Start Recorded data

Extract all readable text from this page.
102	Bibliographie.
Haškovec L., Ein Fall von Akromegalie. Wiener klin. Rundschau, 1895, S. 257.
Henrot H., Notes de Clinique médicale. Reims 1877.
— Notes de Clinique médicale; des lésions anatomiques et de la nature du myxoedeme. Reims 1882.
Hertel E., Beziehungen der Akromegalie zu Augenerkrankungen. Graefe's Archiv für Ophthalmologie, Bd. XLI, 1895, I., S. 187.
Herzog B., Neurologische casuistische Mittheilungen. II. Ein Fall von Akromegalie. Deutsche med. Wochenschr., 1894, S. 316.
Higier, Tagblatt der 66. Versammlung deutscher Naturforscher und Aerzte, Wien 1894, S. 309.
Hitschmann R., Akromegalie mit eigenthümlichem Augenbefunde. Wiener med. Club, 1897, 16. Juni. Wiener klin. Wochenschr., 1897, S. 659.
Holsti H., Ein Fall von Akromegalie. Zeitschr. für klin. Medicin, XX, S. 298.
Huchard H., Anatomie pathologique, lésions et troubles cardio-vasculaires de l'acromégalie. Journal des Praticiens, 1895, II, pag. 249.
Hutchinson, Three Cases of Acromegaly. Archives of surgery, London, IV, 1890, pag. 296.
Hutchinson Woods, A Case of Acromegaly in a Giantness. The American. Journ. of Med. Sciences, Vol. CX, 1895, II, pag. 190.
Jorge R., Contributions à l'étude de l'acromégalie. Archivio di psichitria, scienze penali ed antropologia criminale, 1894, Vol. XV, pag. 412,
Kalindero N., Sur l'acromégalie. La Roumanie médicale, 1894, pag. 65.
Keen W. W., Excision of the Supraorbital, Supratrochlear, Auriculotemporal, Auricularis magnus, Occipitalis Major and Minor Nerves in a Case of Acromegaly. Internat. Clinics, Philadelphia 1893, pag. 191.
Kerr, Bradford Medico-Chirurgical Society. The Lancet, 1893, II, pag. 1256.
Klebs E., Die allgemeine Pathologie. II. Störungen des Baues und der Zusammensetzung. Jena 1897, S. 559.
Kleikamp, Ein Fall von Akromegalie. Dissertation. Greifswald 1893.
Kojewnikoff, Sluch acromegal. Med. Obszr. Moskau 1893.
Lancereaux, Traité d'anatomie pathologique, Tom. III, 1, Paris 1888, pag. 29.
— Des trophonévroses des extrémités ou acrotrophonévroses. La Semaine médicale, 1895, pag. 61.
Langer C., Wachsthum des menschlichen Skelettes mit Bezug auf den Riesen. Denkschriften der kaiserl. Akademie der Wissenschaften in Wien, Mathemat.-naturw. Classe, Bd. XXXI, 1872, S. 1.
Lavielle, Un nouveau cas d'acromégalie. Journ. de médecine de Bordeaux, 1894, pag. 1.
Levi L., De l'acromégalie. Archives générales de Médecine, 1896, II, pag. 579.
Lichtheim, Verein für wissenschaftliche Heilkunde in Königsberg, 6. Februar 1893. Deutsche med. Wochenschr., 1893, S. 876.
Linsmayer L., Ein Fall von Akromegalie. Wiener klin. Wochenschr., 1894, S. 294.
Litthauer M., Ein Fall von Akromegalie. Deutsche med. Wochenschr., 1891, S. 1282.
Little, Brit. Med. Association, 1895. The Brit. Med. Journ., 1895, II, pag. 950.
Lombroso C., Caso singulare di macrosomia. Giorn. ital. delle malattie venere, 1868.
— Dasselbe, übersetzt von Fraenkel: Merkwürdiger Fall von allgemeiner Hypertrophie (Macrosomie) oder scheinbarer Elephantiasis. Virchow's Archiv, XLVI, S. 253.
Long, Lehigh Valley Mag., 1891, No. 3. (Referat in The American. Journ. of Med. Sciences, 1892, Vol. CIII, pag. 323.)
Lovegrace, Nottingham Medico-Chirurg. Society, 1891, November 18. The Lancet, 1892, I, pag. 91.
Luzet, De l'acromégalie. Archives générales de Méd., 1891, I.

End Recorded data

What needs to be done
Using the entries above, please restate each one word for word.

Result for this task
Extract all readable text from this page.
102	Bibliographie.
Haškovec L., Ein Fall von Akromegalie. Wiener klin. Rundschau, 1895, S. 257.
Henrot H., Notes de Clinique médicale. Reims 1877.
— Notes de Clinique médicale; des lésions anatomiques et de la nature du myxoedeme. Reims 1882.
Hertel E., Beziehungen der Akromegalie zu Augenerkrankungen. Graefe's Archiv für Ophthalmologie, Bd. XLI, 1895, I., S. 187.
Herzog B., Neurologische casuistische Mittheilungen. II. Ein Fall von Akromegalie. Deutsche med. Wochenschr., 1894, S. 316.
Higier, Tagblatt der 66. Versammlung deutscher Naturforscher und Aerzte, Wien 1894, S. 309.
Hitschmann R., Akromegalie mit eigenthümlichem Augenbefunde. Wiener med. Club, 1897, 16. Juni. Wiener klin. Wochenschr., 1897, S. 659.
Holsti H., Ein Fall von Akromegalie. Zeitschr. für klin. Medicin, XX, S. 298.
Huchard H., Anatomie pathologique, lésions et troubles cardio-vasculaires de l'acromégalie. Journal des Praticiens, 1895, II, pag. 249.
Hutchinson, Three Cases of Acromegaly. Archives of surgery, London, IV, 1890, pag. 296.
Hutchinson Woods, A Case of Acromegaly in a Giantness. The American. Journ. of Med. Sciences, Vol. CX, 1895, II, pag. 190.
Jorge R., Contributions à l'étude de l'acromégalie. Archivio di psichitria, scienze penali ed antropologia criminale, 1894, Vol. XV, pag. 412,
Kalindero N., Sur l'acromégalie. La Roumanie médicale, 1894, pag. 65.
Keen W. W., Excision of the Supraorbital, Supratrochlear, Auriculotemporal, Auricularis magnus, Occipitalis Major and Minor Nerves in a Case of Acromegaly. Internat. Clinics, Philadelphia 1893, pag. 191.
Kerr, Bradford Medico-Chirurgical Society. The Lancet, 1893, II, pag. 1256.
Klebs E., Die allgemeine Pathologie. II. Störungen des Baues und der Zusammensetzung. Jena 1897, S. 559.
Kleikamp, Ein Fall von Akromegalie. Dissertation. Greifswald 1893.
Kojewnikoff, Sluch acromegal. Med. Obszr. Moskau 1893.
Lancereaux, Traité d'anatomie pathologique, Tom. III, 1, Paris 1888, pag. 29.
— Des trophonévroses des extrémités ou acrotrophonévroses. La Semaine médicale, 1895, pag. 61.
Langer C., Wachsthum des menschlichen Skelettes mit Bezug auf den Riesen. Denkschriften der kaiserl. Akademie der Wissenschaften in Wien, Mathemat.-naturw. Classe, Bd. XXXI, 1872, S. 1.
Lavielle, Un nouveau cas d'acromégalie. Journ. de médecine de Bordeaux, 1894, pag. 1.
Levi L., De l'acromégalie. Archives générales de Médecine, 1896, II, pag. 579.
Lichtheim, Verein für wissenschaftliche Heilkunde in Königsberg, 6. Februar 1893. Deutsche med. Wochenschr., 1893, S. 876.
Linsmayer L., Ein Fall von Akromegalie. Wiener klin. Wochenschr., 1894, S. 294.
Litthauer M., Ein Fall von Akromegalie. Deutsche med. Wochenschr., 1891, S. 1282.
Little, Brit. Med. Association, 1895. The Brit. Med. Journ., 1895, II, pag. 950.
Lombroso C., Caso singulare di macrosomia. Giorn. ital. delle malattie venere, 1868.
— Dasselbe, übersetzt von Fraenkel: Merkwürdiger Fall von allgemeiner Hypertrophie (Macrosomie) oder scheinbarer Elephantiasis. Virchow's Archiv, XLVI, S. 253.
Long, Lehigh Valley Mag., 1891, No. 3. (Referat in The American. Journ. of Med. Sciences, 1892, Vol. CIII, pag. 323.)
Lovegrace, Nottingham Medico-Chirurg. Society, 1891, November 18. The Lancet, 1892, I, pag. 91.
Luzet, De l'acromégalie. Archives générales de Méd., 1891, I.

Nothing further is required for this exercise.